> Task brief: Each entry must appear again exactly as it does in the source.

--

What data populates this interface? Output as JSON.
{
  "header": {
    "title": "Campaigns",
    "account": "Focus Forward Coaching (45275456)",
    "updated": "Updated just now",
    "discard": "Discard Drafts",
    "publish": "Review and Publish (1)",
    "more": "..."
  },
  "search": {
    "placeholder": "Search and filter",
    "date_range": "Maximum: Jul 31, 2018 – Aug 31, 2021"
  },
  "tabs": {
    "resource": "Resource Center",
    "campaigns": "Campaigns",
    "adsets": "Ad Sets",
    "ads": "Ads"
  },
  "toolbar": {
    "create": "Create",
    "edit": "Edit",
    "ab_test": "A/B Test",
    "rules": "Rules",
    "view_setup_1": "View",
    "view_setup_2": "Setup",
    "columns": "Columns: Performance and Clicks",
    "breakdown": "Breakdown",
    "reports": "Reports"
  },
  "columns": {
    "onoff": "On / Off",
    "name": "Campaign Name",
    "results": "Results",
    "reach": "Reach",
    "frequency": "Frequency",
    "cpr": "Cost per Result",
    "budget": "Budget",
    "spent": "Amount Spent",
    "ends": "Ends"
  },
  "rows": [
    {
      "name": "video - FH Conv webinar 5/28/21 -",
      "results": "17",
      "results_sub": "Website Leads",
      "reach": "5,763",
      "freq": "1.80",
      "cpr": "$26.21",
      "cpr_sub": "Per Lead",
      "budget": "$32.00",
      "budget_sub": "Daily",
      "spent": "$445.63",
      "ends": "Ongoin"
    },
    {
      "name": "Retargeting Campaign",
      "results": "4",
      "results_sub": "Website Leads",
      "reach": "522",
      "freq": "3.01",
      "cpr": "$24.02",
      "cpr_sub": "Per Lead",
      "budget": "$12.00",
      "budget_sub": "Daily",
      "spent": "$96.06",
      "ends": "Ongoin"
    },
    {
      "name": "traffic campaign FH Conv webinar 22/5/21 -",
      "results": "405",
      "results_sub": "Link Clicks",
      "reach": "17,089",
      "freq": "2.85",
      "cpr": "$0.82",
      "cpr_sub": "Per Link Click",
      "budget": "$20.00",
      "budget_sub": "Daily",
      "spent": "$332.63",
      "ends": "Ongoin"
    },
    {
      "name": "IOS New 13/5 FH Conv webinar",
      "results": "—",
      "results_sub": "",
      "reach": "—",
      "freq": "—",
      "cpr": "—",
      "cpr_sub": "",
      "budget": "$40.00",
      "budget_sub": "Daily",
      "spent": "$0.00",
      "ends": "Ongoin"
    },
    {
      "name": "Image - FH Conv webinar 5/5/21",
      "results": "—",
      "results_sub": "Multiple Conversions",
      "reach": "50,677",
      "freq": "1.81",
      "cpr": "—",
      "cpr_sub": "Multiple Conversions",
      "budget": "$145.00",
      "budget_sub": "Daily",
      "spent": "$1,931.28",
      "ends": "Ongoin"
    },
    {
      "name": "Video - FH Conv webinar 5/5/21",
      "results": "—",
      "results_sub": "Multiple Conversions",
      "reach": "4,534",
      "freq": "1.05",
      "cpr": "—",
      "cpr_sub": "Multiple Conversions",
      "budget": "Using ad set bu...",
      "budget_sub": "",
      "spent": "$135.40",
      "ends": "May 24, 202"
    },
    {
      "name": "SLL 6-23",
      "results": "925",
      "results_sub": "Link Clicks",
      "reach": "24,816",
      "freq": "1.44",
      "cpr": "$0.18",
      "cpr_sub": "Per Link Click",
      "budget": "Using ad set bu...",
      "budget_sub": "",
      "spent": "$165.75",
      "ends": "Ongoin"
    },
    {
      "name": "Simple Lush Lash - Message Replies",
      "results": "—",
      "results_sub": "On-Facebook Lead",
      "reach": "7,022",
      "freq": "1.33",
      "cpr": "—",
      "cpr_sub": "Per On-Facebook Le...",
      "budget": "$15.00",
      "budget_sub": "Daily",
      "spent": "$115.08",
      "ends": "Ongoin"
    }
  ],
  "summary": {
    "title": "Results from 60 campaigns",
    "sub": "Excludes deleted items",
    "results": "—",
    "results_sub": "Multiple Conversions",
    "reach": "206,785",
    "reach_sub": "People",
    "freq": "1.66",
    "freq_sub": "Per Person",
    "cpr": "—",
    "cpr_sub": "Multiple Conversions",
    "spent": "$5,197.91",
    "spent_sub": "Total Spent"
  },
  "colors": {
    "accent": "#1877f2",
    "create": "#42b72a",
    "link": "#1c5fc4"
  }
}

--

> Task response:
What data populates this interface? Output as JSON.
{
  "header": {
    "title": "Campaigns",
    "account": "Focus Forward Coaching (45275456)",
    "updated": "Updated just now",
    "discard": "Discard Drafts",
    "publish": "Review and Publish (1)",
    "more": "..."
  },
  "search": {
    "placeholder": "Search and filter",
    "date_range": "Maximum: Jul 31, 2018 – Aug 31, 2021"
  },
  "tabs": {
    "resource": "Resource Center",
    "campaigns": "Campaigns",
    "adsets": "Ad Sets",
    "ads": "Ads"
  },
  "toolbar": {
    "create": "Create",
    "edit": "Edit",
    "ab_test": "A/B Test",
    "rules": "Rules",
    "view_setup_1": "View",
    "view_setup_2": "Setup",
    "columns": "Columns: Performance and Clicks",
    "breakdown": "Breakdown",
    "reports": "Reports"
  },
  "columns": {
    "onoff": "On / Off",
    "name": "Campaign Name",
    "results": "Results",
    "reach": "Reach",
    "frequency": "Frequency",
    "cpr": "Cost per Result",
    "budget": "Budget",
    "spent": "Amount Spent",
    "ends": "Ends"
  },
  "rows": [
    {
      "name": "video - FH Conv webinar 5/28/21 -",
      "results": "17",
      "results_sub": "Website Leads",
      "reach": "5,763",
      "freq": "1.80",
      "cpr": "$26.21",
      "cpr_sub": "Per Lead",
      "budget": "$32.00",
      "budget_sub": "Daily",
      "spent": "$445.63",
      "ends": "Ongoin"
    },
    {
      "name": "Retargeting Campaign",
      "results": "4",
      "results_sub": "Website Leads",
      "reach": "522",
      "freq": "3.01",
      "cpr": "$24.02",
      "cpr_sub": "Per Lead",
      "budget": "$12.00",
      "budget_sub": "Daily",
      "spent": "$96.06",
      "ends": "Ongoin"
    },
    {
      "name": "traffic campaign FH Conv webinar 22/5/21 -",
      "results": "405",
      "results_sub": "Link Clicks",
      "reach": "17,089",
      "freq": "2.85",
      "cpr": "$0.82",
      "cpr_sub": "Per Link Click",
      "budget": "$20.00",
      "budget_sub": "Daily",
      "spent": "$332.63",
      "ends": "Ongoin"
    },
    {
      "name": "IOS New 13/5 FH Conv webinar",
      "results": "—",
      "results_sub": "",
      "reach": "—",
      "freq": "—",
      "cpr": "—",
      "cpr_sub": "",
      "budget": "$40.00",
      "budget_sub": "Daily",
      "spent": "$0.00",
      "ends": "Ongoin"
    },
    {
      "name": "Image - FH Conv webinar 5/5/21",
      "results": "—",
      "results_sub": "Multiple Conversions",
      "reach": "50,677",
      "freq": "1.81",
      "cpr": "—",
      "cpr_sub": "Multiple Conversions",
      "budget": "$145.00",
      "budget_sub": "Daily",
      "spent": "$1,931.28",
      "ends": "Ongoin"
    },
    {
      "name": "Video - FH Conv webinar 5/5/21",
      "results": "—",
      "results_sub": "Multiple Conversions",
      "reach": "4,534",
      "freq": "1.05",
      "cpr": "—",
      "cpr_sub": "Multiple Conversions",
      "budget": "Using ad set bu...",
      "budget_sub": "",
      "spent": "$135.40",
      "ends": "May 24, 202"
    },
    {
      "name": "SLL 6-23",
      "results": "925",
      "results_sub": "Link Clicks",
      "reach": "24,816",
      "freq": "1.44",
      "cpr": "$0.18",
      "cpr_sub": "Per Link Click",
      "budget": "Using ad set bu...",
      "budget_sub": "",
      "spent": "$165.75",
      "ends": "Ongoin"
    },
    {
      "name": "Simple Lush Lash - Message Replies",
      "results": "—",
      "results_sub": "On-Facebook Lead",
      "reach": "7,022",
      "freq": "1.33",
      "cpr": "—",
      "cpr_sub": "Per On-Facebook Le...",
      "budget": "$15.00",
      "budget_sub": "Daily",
      "spent": "$115.08",
      "ends": "Ongoin"
    }
  ],
  "summary": {
    "title": "Results from 60 campaigns",
    "sub": "Excludes deleted items",
    "results": "—",
    "results_sub": "Multiple Conversions",
    "reach": "206,785",
    "reach_sub": "People",
    "freq": "1.66",
    "freq_sub": "Per Person",
    "cpr": "—",
    "cpr_sub": "Multiple Conversions",
    "spent": "$5,197.91",
    "spent_sub": "Total Spent"
  },
  "colors": {
    "accent": "#1877f2",
    "create": "#42b72a",
    "link": "#1c5fc4"
  }
}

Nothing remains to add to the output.